■ **EXERCISE PROMPT**:
Search the data below for "Fragment"; list each line that holds it.

(Chart and figure data)

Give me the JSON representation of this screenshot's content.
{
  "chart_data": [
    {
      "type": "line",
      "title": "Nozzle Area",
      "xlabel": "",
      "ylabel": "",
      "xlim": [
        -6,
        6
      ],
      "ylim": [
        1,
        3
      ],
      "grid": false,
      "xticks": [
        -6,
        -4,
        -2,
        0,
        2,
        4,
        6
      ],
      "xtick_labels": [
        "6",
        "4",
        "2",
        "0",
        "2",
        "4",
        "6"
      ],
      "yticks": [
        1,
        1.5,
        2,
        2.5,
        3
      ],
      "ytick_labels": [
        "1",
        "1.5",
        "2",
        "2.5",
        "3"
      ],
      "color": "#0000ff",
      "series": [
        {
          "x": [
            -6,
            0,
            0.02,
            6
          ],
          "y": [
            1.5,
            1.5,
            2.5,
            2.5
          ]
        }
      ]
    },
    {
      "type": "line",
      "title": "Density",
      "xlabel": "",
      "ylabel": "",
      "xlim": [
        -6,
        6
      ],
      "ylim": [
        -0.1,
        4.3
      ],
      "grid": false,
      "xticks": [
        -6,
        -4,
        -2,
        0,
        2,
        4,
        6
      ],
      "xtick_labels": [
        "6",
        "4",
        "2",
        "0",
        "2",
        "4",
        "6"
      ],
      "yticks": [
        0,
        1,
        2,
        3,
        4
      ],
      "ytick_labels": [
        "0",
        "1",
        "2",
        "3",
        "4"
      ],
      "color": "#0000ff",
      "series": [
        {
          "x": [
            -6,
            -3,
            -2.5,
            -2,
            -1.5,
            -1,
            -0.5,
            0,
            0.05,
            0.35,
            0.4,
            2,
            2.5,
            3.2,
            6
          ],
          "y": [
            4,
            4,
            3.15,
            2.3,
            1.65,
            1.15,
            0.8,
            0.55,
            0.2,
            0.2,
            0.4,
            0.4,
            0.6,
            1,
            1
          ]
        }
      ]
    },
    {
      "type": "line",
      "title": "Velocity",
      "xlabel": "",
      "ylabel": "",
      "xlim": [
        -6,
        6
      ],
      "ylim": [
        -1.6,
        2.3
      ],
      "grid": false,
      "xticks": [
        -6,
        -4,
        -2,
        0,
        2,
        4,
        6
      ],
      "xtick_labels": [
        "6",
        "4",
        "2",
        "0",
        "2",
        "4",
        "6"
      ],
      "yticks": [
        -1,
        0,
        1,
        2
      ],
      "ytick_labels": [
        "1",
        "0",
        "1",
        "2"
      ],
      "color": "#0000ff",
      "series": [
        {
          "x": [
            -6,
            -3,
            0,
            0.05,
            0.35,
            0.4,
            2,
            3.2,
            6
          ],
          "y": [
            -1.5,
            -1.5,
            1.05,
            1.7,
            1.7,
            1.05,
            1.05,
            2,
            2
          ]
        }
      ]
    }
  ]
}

==

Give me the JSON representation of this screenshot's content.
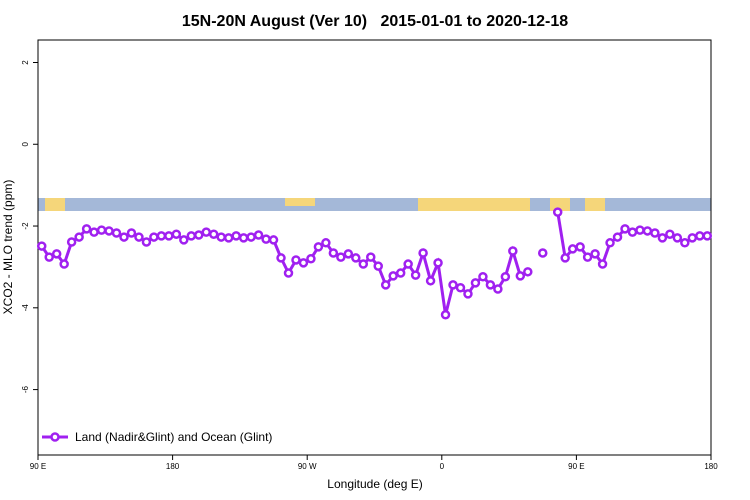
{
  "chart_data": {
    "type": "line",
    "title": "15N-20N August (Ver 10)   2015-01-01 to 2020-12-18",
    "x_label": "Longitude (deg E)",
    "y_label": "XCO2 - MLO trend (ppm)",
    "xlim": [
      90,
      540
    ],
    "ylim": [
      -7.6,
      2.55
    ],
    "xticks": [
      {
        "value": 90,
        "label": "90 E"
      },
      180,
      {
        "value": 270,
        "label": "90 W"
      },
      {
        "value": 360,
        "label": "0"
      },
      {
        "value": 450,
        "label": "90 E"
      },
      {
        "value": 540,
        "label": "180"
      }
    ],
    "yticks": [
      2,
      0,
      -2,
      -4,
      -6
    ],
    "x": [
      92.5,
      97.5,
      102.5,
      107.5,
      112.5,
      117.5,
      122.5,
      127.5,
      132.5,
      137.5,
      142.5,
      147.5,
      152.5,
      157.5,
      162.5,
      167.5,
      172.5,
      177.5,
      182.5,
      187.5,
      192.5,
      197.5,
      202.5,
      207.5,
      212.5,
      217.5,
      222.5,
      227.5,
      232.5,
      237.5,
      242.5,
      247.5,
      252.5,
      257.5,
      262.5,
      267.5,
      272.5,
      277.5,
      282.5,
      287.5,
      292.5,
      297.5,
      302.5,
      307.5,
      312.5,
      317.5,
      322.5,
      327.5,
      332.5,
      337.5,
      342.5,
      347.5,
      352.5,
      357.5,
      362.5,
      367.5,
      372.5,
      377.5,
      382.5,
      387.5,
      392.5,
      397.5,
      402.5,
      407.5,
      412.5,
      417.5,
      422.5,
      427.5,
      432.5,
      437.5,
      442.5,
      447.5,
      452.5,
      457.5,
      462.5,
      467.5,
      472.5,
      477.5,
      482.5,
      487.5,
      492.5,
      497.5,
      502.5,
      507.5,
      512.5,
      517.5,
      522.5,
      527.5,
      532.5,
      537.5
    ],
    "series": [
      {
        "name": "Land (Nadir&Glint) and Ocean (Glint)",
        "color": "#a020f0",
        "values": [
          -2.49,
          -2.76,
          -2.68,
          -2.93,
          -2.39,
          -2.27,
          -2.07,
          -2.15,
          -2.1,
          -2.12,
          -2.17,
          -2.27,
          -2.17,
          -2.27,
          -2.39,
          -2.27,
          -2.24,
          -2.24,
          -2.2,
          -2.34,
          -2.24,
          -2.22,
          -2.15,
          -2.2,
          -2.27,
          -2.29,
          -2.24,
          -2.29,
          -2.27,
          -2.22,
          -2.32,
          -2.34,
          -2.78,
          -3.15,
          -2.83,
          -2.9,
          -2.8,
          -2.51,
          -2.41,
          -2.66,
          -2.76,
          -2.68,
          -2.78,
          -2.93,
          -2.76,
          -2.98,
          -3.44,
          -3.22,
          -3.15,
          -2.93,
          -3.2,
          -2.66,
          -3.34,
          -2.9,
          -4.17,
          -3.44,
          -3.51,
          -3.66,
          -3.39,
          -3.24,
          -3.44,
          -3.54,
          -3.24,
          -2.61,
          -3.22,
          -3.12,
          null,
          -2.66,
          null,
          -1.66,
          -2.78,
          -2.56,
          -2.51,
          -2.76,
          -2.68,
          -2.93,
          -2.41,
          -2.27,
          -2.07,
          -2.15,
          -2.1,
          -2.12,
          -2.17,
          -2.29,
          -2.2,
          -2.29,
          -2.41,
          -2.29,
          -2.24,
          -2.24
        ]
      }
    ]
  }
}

--

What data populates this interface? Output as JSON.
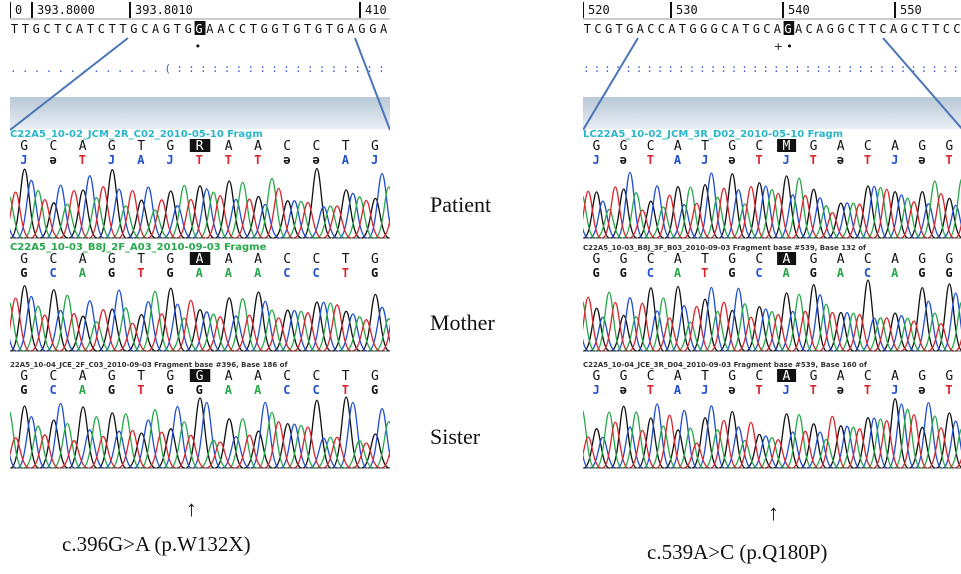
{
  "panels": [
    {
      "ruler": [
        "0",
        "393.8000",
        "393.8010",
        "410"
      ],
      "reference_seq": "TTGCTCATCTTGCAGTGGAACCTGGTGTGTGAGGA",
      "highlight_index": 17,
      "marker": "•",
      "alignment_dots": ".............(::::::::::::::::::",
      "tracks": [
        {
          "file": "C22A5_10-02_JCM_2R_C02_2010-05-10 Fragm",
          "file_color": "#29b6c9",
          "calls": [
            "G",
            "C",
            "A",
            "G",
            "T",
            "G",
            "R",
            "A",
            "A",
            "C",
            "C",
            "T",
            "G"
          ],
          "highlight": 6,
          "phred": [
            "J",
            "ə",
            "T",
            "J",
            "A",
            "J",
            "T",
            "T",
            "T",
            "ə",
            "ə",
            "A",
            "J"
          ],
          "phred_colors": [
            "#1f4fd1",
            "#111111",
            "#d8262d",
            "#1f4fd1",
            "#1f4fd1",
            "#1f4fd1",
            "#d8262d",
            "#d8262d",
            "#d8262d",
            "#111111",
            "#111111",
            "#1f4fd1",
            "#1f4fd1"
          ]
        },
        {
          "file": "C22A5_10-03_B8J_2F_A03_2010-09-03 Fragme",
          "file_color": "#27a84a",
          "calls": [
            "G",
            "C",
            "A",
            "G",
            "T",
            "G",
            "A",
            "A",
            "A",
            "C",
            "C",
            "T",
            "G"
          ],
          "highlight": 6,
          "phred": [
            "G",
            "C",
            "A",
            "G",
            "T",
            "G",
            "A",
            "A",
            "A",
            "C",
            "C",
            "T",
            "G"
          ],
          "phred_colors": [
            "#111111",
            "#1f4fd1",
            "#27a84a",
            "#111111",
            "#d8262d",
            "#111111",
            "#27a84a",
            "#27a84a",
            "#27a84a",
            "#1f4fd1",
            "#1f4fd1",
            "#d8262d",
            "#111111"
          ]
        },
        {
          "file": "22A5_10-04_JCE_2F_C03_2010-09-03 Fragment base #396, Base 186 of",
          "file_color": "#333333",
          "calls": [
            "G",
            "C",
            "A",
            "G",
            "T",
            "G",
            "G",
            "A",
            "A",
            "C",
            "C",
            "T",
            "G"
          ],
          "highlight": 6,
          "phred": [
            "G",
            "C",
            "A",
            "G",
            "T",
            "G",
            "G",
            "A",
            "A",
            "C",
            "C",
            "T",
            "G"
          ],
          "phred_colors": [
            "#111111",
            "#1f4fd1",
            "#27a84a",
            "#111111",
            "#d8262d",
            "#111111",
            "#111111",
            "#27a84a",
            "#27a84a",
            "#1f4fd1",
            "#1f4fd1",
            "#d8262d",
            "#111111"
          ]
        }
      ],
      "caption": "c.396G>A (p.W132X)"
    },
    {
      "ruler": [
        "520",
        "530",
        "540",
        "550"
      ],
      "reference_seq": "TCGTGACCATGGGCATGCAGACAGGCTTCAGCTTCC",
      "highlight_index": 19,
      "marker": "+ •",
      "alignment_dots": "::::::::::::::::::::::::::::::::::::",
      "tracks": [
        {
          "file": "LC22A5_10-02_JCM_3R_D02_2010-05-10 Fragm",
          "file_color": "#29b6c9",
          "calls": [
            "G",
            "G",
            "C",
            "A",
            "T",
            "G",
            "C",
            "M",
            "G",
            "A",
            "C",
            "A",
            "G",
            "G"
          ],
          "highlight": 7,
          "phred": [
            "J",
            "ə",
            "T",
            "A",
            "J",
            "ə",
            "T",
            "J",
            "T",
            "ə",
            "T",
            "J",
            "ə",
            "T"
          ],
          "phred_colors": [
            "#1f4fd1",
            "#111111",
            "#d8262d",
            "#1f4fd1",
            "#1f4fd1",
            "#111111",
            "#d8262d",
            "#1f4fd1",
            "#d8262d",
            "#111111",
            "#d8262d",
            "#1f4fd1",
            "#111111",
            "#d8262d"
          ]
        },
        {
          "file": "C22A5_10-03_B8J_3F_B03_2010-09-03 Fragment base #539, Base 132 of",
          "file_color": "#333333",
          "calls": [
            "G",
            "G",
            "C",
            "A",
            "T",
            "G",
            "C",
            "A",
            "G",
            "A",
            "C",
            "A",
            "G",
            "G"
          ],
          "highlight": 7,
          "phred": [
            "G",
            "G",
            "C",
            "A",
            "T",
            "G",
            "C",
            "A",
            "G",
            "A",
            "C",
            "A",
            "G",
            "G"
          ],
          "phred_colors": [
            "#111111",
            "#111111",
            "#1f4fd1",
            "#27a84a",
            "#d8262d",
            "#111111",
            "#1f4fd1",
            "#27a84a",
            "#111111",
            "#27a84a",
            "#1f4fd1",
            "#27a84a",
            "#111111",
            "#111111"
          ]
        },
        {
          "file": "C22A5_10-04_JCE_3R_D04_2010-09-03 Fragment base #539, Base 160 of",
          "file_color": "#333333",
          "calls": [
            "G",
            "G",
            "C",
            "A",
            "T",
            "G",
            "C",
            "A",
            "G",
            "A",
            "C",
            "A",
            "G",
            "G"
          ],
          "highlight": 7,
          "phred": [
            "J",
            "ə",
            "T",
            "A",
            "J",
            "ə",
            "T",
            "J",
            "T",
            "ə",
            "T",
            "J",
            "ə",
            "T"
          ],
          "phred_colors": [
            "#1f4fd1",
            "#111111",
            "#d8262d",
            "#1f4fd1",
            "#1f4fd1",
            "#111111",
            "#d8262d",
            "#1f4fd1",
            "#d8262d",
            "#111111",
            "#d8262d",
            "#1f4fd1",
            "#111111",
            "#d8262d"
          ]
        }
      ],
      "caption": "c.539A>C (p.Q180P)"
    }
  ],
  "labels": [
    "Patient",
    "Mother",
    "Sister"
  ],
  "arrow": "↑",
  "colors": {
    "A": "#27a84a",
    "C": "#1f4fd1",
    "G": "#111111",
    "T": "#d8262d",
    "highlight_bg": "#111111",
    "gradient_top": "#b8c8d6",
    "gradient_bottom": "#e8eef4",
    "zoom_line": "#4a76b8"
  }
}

■ **ANSWER TO THE TASK**:
          "file": "22A5_10-04_JCE_2F_C03_2010-09-03 Fragment base #396, Base 186 of",
          "file": "C22A5_10-03_B8J_3F_B03_2010-09-03 Fragment base #539, Base 132 of",
          "file": "C22A5_10-04_JCE_3R_D04_2010-09-03 Fragment base #539, Base 160 of",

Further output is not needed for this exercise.